[start of PROVIDED DATA]

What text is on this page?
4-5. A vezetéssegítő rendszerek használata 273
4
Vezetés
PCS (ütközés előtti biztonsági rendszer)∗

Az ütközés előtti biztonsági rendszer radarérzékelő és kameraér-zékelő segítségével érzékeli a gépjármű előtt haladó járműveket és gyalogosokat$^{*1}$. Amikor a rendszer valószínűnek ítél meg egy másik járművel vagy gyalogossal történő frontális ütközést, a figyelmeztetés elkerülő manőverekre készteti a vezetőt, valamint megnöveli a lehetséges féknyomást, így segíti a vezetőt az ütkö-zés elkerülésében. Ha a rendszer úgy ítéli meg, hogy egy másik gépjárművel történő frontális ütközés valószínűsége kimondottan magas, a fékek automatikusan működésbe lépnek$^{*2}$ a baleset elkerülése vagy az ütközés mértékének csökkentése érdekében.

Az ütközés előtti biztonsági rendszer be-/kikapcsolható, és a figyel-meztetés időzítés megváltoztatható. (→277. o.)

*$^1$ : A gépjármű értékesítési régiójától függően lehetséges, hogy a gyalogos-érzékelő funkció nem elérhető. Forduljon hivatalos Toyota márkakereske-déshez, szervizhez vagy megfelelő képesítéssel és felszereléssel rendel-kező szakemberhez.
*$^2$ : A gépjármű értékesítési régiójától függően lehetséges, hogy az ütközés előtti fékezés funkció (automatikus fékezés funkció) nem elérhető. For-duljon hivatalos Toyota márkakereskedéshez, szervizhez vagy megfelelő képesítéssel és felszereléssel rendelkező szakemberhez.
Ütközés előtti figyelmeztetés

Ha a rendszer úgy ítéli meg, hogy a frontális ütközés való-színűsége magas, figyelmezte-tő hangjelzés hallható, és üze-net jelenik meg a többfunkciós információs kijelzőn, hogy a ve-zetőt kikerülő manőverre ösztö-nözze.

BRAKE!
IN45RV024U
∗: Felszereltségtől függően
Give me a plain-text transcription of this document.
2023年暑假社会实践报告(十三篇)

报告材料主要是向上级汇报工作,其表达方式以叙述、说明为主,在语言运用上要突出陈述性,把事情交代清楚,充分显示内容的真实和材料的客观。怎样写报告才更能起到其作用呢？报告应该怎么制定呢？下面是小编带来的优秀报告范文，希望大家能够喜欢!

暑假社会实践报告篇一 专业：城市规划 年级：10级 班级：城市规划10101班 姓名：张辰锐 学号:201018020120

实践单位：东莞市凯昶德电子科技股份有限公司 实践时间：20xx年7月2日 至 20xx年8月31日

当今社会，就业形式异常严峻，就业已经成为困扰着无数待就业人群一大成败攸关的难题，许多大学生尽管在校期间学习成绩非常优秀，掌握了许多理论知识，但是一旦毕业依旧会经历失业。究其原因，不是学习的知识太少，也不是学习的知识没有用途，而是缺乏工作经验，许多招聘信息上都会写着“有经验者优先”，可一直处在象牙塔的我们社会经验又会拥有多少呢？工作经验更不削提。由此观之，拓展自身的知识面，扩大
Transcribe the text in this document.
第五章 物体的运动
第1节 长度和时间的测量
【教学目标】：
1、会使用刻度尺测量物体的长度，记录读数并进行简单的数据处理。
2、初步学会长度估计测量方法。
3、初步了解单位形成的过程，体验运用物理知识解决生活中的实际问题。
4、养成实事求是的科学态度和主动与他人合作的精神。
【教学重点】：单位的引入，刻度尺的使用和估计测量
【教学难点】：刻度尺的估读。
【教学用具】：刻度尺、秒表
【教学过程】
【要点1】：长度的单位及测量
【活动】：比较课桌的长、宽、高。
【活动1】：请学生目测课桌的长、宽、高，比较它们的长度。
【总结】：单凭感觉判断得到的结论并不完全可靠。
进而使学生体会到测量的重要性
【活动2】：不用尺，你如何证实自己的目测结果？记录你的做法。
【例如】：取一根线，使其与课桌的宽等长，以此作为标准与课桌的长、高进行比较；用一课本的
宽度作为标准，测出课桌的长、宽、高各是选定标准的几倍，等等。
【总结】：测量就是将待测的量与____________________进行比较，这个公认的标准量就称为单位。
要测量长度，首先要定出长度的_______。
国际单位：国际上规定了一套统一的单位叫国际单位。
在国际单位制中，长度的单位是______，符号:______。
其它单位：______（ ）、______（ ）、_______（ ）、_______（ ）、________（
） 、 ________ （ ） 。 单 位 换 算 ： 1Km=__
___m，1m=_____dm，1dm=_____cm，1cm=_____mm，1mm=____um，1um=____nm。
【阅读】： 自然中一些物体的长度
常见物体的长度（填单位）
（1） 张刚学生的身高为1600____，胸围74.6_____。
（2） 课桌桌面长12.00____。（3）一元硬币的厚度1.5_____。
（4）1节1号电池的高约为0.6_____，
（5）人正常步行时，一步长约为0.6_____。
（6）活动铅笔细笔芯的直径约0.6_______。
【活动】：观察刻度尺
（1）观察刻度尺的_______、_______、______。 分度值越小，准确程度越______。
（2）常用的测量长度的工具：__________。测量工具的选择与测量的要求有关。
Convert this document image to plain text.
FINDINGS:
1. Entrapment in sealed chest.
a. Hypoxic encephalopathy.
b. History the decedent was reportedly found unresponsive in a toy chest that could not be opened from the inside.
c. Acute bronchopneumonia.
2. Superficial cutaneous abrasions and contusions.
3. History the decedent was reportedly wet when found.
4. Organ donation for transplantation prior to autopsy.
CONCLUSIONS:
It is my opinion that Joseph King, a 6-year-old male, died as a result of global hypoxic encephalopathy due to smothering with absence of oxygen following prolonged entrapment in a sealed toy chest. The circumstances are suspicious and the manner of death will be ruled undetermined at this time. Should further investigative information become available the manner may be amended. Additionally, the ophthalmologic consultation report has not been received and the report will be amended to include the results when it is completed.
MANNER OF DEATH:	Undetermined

[end of PROVIDED DATA]

▸ **JOB**:
All lines above containing the string "szervizhez" are to be collected.

▸ **TASK OUTPUT**:
*$^1$ : A gépjármű értékesítési régiójától függően lehetséges, hogy a gyalogos-érzékelő funkció nem elérhető. Forduljon hivatalos Toyota márkakereske-déshez, szervizhez vagy megfelelő képesítéssel és felszereléssel rendel-kező szakemberhez.
*$^2$ : A gépjármű értékesítési régiójától függően lehetséges, hogy az ütközés előtti fékezés funkció (automatikus fékezés funkció) nem elérhető. For-duljon hivatalos Toyota márkakereskedéshez, szervizhez vagy megfelelő képesítéssel és felszereléssel rendelkező szakemberhez.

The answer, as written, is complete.